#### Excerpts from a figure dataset
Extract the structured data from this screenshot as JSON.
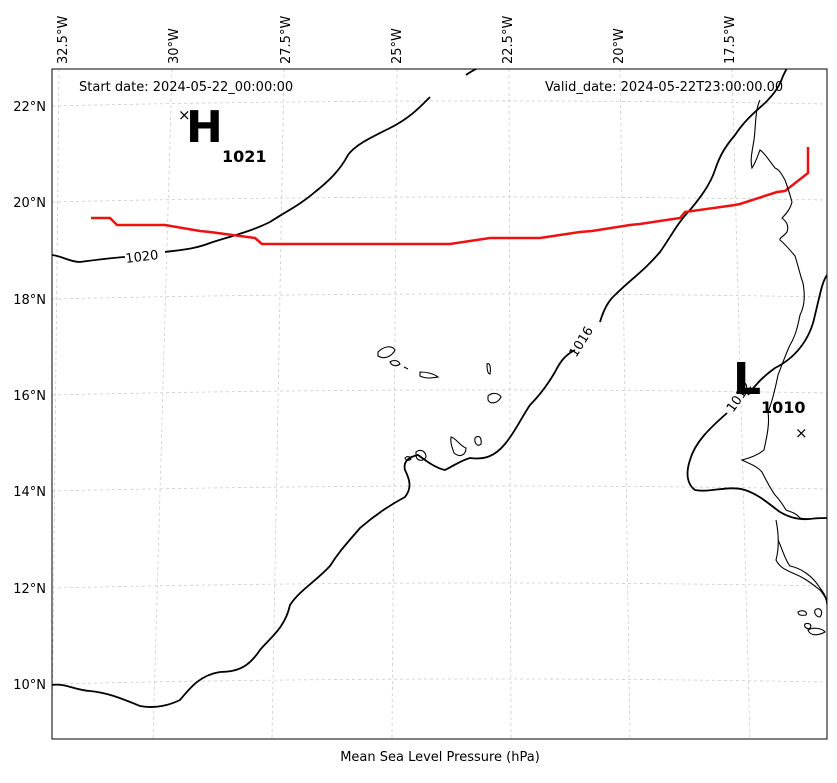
{
  "map": {
    "start_date": "Start date: 2024-05-22_00:00:00",
    "valid_date": "Valid_date: 2024-05-22T23:00:00.00",
    "xlabel": "Mean Sea Level Pressure (hPa)",
    "lon_labels": [
      "32.5°W",
      "30°W",
      "27.5°W",
      "25°W",
      "22.5°W",
      "20°W",
      "17.5°W"
    ],
    "lat_labels": [
      "22°N",
      "20°N",
      "18°N",
      "16°N",
      "14°N",
      "12°N",
      "10°N"
    ],
    "high": {
      "symbol": "H",
      "value": "1021"
    },
    "low": {
      "symbol": "L",
      "value": "1010"
    },
    "contour_labels": [
      "1020",
      "1016",
      "1012"
    ],
    "colors": {
      "track": "#ee1111",
      "isobar": "#000000",
      "grid": "#cccccc",
      "coast": "#000000"
    }
  }
}
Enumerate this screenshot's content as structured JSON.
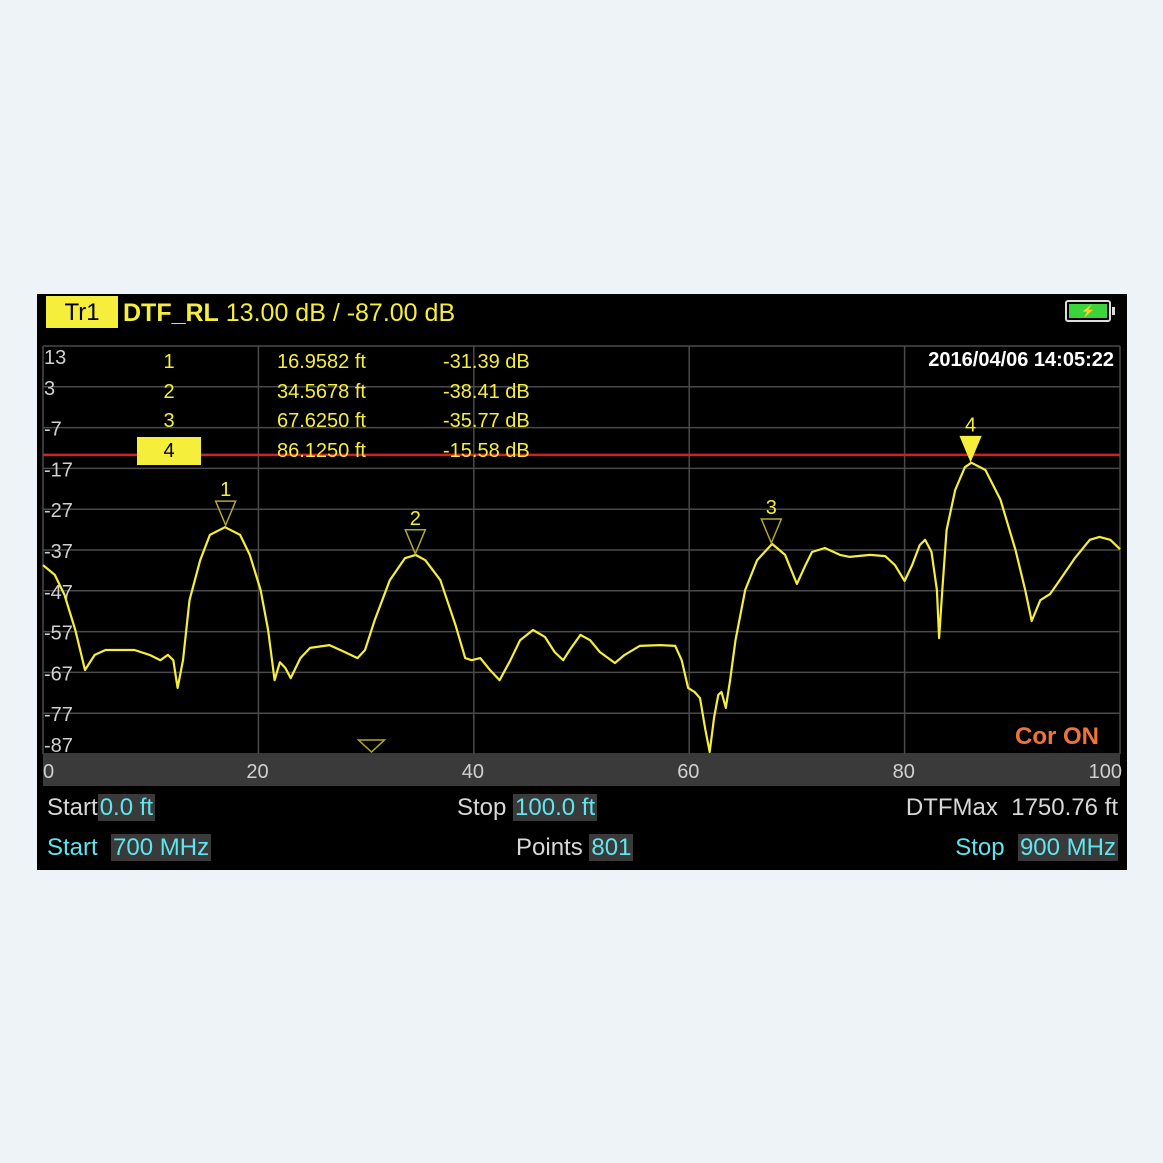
{
  "header": {
    "trace_badge": "Tr1",
    "measurement": "DTF_RL",
    "scale_text": "13.00 dB / -87.00 dB",
    "battery_icon": "battery-charging-icon",
    "datetime": "2016/04/06  14:05:22"
  },
  "markers": [
    {
      "id": "1",
      "distance": "16.9582 ft",
      "value": "-31.39 dB",
      "active": false
    },
    {
      "id": "2",
      "distance": "34.5678 ft",
      "value": "-38.41 dB",
      "active": false
    },
    {
      "id": "3",
      "distance": "67.6250 ft",
      "value": "-35.77 dB",
      "active": false
    },
    {
      "id": "4",
      "distance": "86.1250 ft",
      "value": "-15.58 dB",
      "active": true
    }
  ],
  "status": {
    "correction": "Cor ON"
  },
  "footer": {
    "row1": {
      "start_label": "Start",
      "start_value": "0.0 ft",
      "stop_label": "Stop",
      "stop_value": "100.0 ft",
      "dtfmax_label": "DTFMax",
      "dtfmax_value": "1750.76 ft"
    },
    "row2": {
      "start_label": "Start",
      "start_value": "700 MHz",
      "points_label": "Points",
      "points_value": "801",
      "stop_label": "Stop",
      "stop_value": "900 MHz"
    }
  },
  "colors": {
    "trace": "#f5ee3a",
    "limit_line": "#d42020",
    "cor": "#f0743a",
    "value": "#5ee6f0"
  },
  "chart_data": {
    "type": "line",
    "xlim": [
      0,
      100
    ],
    "ylim": [
      -87,
      13
    ],
    "x_ticks": [
      "0",
      "20",
      "40",
      "60",
      "80",
      "100"
    ],
    "y_ticks": [
      "13",
      "3",
      "-7",
      "-17",
      "-27",
      "-37",
      "-47",
      "-57",
      "-67",
      "-77",
      "-87"
    ],
    "grid": true,
    "limit_line": -13.7,
    "markers": [
      {
        "label": "1",
        "x": 16.9582,
        "y": -31.39
      },
      {
        "label": "2",
        "x": 34.5678,
        "y": -38.41
      },
      {
        "label": "3",
        "x": 67.625,
        "y": -35.77
      },
      {
        "label": "4",
        "x": 86.125,
        "y": -15.58,
        "active": true
      }
    ],
    "offscreen_marker_x": 30.5,
    "series": [
      {
        "x": [
          0,
          1.1,
          2.0,
          3.0,
          3.9,
          4.8,
          5.8,
          7.1,
          8.5,
          9.9,
          10.9,
          11.6,
          12.1,
          12.5,
          13.0,
          13.6,
          14.6,
          15.5,
          16.9,
          18.3,
          19.2,
          20.2,
          20.9,
          21.5,
          22.0,
          22.5,
          23.0,
          23.9,
          24.8,
          26.6,
          28.0,
          29.2,
          29.9,
          30.8,
          32.2,
          33.6,
          34.6,
          35.5,
          36.9,
          38.3,
          39.2,
          39.8,
          40.6,
          41.5,
          42.4,
          43.4,
          44.3,
          45.5,
          46.6,
          47.5,
          48.3,
          48.9,
          49.9,
          50.8,
          51.7,
          53.1,
          54.0,
          55.4,
          57.3,
          58.7,
          59.3,
          59.9,
          60.5,
          61.0,
          61.5,
          61.9,
          62.3,
          62.7,
          63.0,
          63.4,
          63.8,
          64.3,
          65.2,
          66.3,
          67.7,
          68.9,
          70.0,
          70.8,
          71.4,
          72.6,
          74.0,
          74.9,
          76.8,
          78.2,
          79.1,
          80.0,
          80.7,
          81.4,
          81.9,
          82.5,
          83.0,
          83.2,
          83.5,
          83.9,
          84.7,
          85.6,
          86.2,
          87.5,
          88.9,
          90.3,
          91.2,
          91.8,
          92.6,
          93.5,
          94.4,
          95.8,
          97.2,
          98.1,
          99.1,
          100
        ],
        "y": [
          -40.7,
          -43.1,
          -48.0,
          -56.6,
          -66.4,
          -62.7,
          -61.5,
          -61.5,
          -61.5,
          -62.7,
          -64.0,
          -62.7,
          -64.0,
          -70.8,
          -64.0,
          -49.3,
          -39.5,
          -33.3,
          -31.4,
          -33.3,
          -38.2,
          -46.8,
          -56.6,
          -68.9,
          -64.5,
          -65.9,
          -68.4,
          -63.5,
          -61.0,
          -60.3,
          -62.0,
          -63.5,
          -61.5,
          -54.2,
          -44.4,
          -39.0,
          -38.2,
          -39.5,
          -44.4,
          -55.4,
          -63.5,
          -64.0,
          -63.5,
          -66.4,
          -68.9,
          -64.0,
          -59.1,
          -56.6,
          -58.3,
          -62.0,
          -64.0,
          -61.5,
          -57.8,
          -59.1,
          -62.0,
          -64.7,
          -62.7,
          -60.5,
          -60.3,
          -60.5,
          -64.0,
          -70.8,
          -71.8,
          -73.3,
          -81.1,
          -86.5,
          -78.2,
          -72.5,
          -71.8,
          -75.7,
          -68.9,
          -59.1,
          -46.8,
          -39.5,
          -35.5,
          -38.2,
          -45.3,
          -40.7,
          -37.5,
          -36.5,
          -38.2,
          -38.7,
          -38.2,
          -38.5,
          -40.7,
          -44.6,
          -40.7,
          -35.8,
          -34.5,
          -37.5,
          -46.8,
          -58.6,
          -46.8,
          -32.1,
          -22.3,
          -16.7,
          -15.6,
          -17.4,
          -24.7,
          -37.0,
          -46.8,
          -54.4,
          -49.3,
          -47.8,
          -44.4,
          -39.0,
          -34.5,
          -33.8,
          -34.5,
          -36.8
        ]
      }
    ]
  }
}
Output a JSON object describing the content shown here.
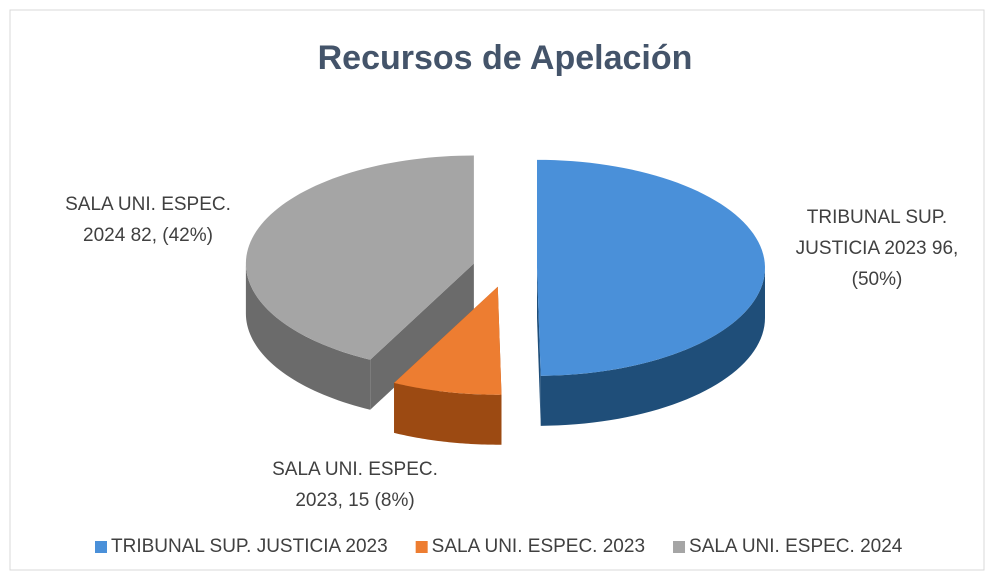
{
  "chart_data": {
    "type": "pie",
    "title": "Recursos de Apelación",
    "categories": [
      "TRIBUNAL SUP. JUSTICIA 2023",
      "SALA UNI. ESPEC. 2023",
      "SALA UNI. ESPEC. 2024"
    ],
    "values": [
      96,
      15,
      82
    ],
    "value_labels": [
      [
        "TRIBUNAL SUP.",
        "JUSTICIA 2023 96,",
        "(50%)"
      ],
      [
        "SALA UNI. ESPEC.",
        "2023, 15 (8%)"
      ],
      [
        "SALA UNI. ESPEC.",
        "2024 82, (42%)"
      ]
    ],
    "colors": [
      "#4a90d9",
      "#ed7d31",
      "#a5a5a5"
    ],
    "side_colors": [
      "#1f4e79",
      "#9c4a12",
      "#6b6b6b"
    ],
    "legend": "bottom"
  }
}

#### What the task requires
Using the data above, print every line exactly, omitting pictures.

#### Task solution
Extract the structured data from this screenshot as JSON.
{
  "map": {
    "start_date": "Start date: 2024-05-22_00:00:00",
    "valid_date": "Valid_date: 2024-05-22T23:00:00.00",
    "xlabel": "Mean Sea Level Pressure (hPa)",
    "lon_labels": [
      "32.5°W",
      "30°W",
      "27.5°W",
      "25°W",
      "22.5°W",
      "20°W",
      "17.5°W"
    ],
    "lat_labels": [
      "22°N",
      "20°N",
      "18°N",
      "16°N",
      "14°N",
      "12°N",
      "10°N"
    ],
    "high": {
      "symbol": "H",
      "value": "1021"
    },
    "low": {
      "symbol": "L",
      "value": "1010"
    },
    "contour_labels": [
      "1020",
      "1016",
      "1012"
    ],
    "colors": {
      "track": "#ee1111",
      "isobar": "#000000",
      "grid": "#cccccc",
      "coast": "#000000"
    }
  }
}
Enumerate this screenshot's content as structured JSON.
{
  "header": {
    "trace_badge": "Tr1",
    "measurement": "DTF_RL",
    "scale_text": "13.00 dB / -87.00 dB",
    "battery_icon": "battery-charging-icon",
    "datetime": "2016/04/06  14:05:22"
  },
  "markers": [
    {
      "id": "1",
      "distance": "16.9582 ft",
      "value": "-31.39 dB",
      "active": false
    },
    {
      "id": "2",
      "distance": "34.5678 ft",
      "value": "-38.41 dB",
      "active": false
    },
    {
      "id": "3",
      "distance": "67.6250 ft",
      "value": "-35.77 dB",
      "active": false
    },
    {
      "id": "4",
      "distance": "86.1250 ft",
      "value": "-15.58 dB",
      "active": true
    }
  ],
  "status": {
    "correction": "Cor ON"
  },
  "footer": {
    "row1": {
      "start_label": "Start",
      "start_value": "0.0 ft",
      "stop_label": "Stop",
      "stop_value": "100.0 ft",
      "dtfmax_label": "DTFMax",
      "dtfmax_value": "1750.76 ft"
    },
    "row2": {
      "start_label": "Start",
      "start_value": "700 MHz",
      "points_label": "Points",
      "points_value": "801",
      "stop_label": "Stop",
      "stop_value": "900 MHz"
    }
  },
  "colors": {
    "trace": "#f5ee3a",
    "limit_line": "#d42020",
    "cor": "#f0743a",
    "value": "#5ee6f0"
  },
  "chart_data": {
    "type": "line",
    "xlim": [
      0,
      100
    ],
    "ylim": [
      -87,
      13
    ],
    "x_ticks": [
      "0",
      "20",
      "40",
      "60",
      "80",
      "100"
    ],
    "y_ticks": [
      "13",
      "3",
      "-7",
      "-17",
      "-27",
      "-37",
      "-47",
      "-57",
      "-67",
      "-77",
      "-87"
    ],
    "grid": true,
    "limit_line": -13.7,
    "markers": [
      {
        "label": "1",
        "x": 16.9582,
        "y": -31.39
      },
      {
        "label": "2",
        "x": 34.5678,
        "y": -38.41
      },
      {
        "label": "3",
        "x": 67.625,
        "y": -35.77
      },
      {
        "label": "4",
        "x": 86.125,
        "y": -15.58,
        "active": true
      }
    ],
    "offscreen_marker_x": 30.5,
    "series": [
      {
        "x": [
          0,
          1.1,
          2.0,
          3.0,
          3.9,
          4.8,
          5.8,
          7.1,
          8.5,
          9.9,
          10.9,
          11.6,
          12.1,
          12.5,
          13.0,
          13.6,
          14.6,
          15.5,
          16.9,
          18.3,
          19.2,
          20.2,
          20.9,
          21.5,
          22.0,
          22.5,
          23.0,
          23.9,
          24.8,
          26.6,
          28.0,
          29.2,
          29.9,
          30.8,
          32.2,
          33.6,
          34.6,
          35.5,
          36.9,
          38.3,
          39.2,
          39.8,
          40.6,
          41.5,
          42.4,
          43.4,
          44.3,
          45.5,
          46.6,
          47.5,
          48.3,
          48.9,
          49.9,
          50.8,
          51.7,
          53.1,
          54.0,
          55.4,
          57.3,
          58.7,
          59.3,
          59.9,
          60.5,
          61.0,
          61.5,
          61.9,
          62.3,
          62.7,
          63.0,
          63.4,
          63.8,
          64.3,
          65.2,
          66.3,
          67.7,
          68.9,
          70.0,
          70.8,
          71.4,
          72.6,
          74.0,
          74.9,
          76.8,
          78.2,
          79.1,
          80.0,
          80.7,
          81.4,
          81.9,
          82.5,
          83.0,
          83.2,
          83.5,
          83.9,
          84.7,
          85.6,
          86.2,
          87.5,
          88.9,
          90.3,
          91.2,
          91.8,
          92.6,
          93.5,
          94.4,
          95.8,
          97.2,
          98.1,
          99.1,
          100
        ],
        "y": [
          -40.7,
          -43.1,
          -48.0,
          -56.6,
          -66.4,
          -62.7,
          -61.5,
          -61.5,
          -61.5,
          -62.7,
          -64.0,
          -62.7,
          -64.0,
          -70.8,
          -64.0,
          -49.3,
          -39.5,
          -33.3,
          -31.4,
          -33.3,
          -38.2,
          -46.8,
          -56.6,
          -68.9,
          -64.5,
          -65.9,
          -68.4,
          -63.5,
          -61.0,
          -60.3,
          -62.0,
          -63.5,
          -61.5,
          -54.2,
          -44.4,
          -39.0,
          -38.2,
          -39.5,
          -44.4,
          -55.4,
          -63.5,
          -64.0,
          -63.5,
          -66.4,
          -68.9,
          -64.0,
          -59.1,
          -56.6,
          -58.3,
          -62.0,
          -64.0,
          -61.5,
          -57.8,
          -59.1,
          -62.0,
          -64.7,
          -62.7,
          -60.5,
          -60.3,
          -60.5,
          -64.0,
          -70.8,
          -71.8,
          -73.3,
          -81.1,
          -86.5,
          -78.2,
          -72.5,
          -71.8,
          -75.7,
          -68.9,
          -59.1,
          -46.8,
          -39.5,
          -35.5,
          -38.2,
          -45.3,
          -40.7,
          -37.5,
          -36.5,
          -38.2,
          -38.7,
          -38.2,
          -38.5,
          -40.7,
          -44.6,
          -40.7,
          -35.8,
          -34.5,
          -37.5,
          -46.8,
          -58.6,
          -46.8,
          -32.1,
          -22.3,
          -16.7,
          -15.6,
          -17.4,
          -24.7,
          -37.0,
          -46.8,
          -54.4,
          -49.3,
          -47.8,
          -44.4,
          -39.0,
          -34.5,
          -33.8,
          -34.5,
          -36.8
        ]
      }
    ]
  }
}
Output a JSON object describing the content shown here.
{
  "chart_data": {
    "type": "pie",
    "title": "Recursos de Apelación",
    "categories": [
      "TRIBUNAL SUP. JUSTICIA 2023",
      "SALA UNI. ESPEC. 2023",
      "SALA UNI. ESPEC. 2024"
    ],
    "values": [
      96,
      15,
      82
    ],
    "value_labels": [
      [
        "TRIBUNAL SUP.",
        "JUSTICIA 2023 96,",
        "(50%)"
      ],
      [
        "SALA UNI. ESPEC.",
        "2023, 15 (8%)"
      ],
      [
        "SALA UNI. ESPEC.",
        "2024 82, (42%)"
      ]
    ],
    "colors": [
      "#4a90d9",
      "#ed7d31",
      "#a5a5a5"
    ],
    "side_colors": [
      "#1f4e79",
      "#9c4a12",
      "#6b6b6b"
    ],
    "legend": "bottom"
  }
}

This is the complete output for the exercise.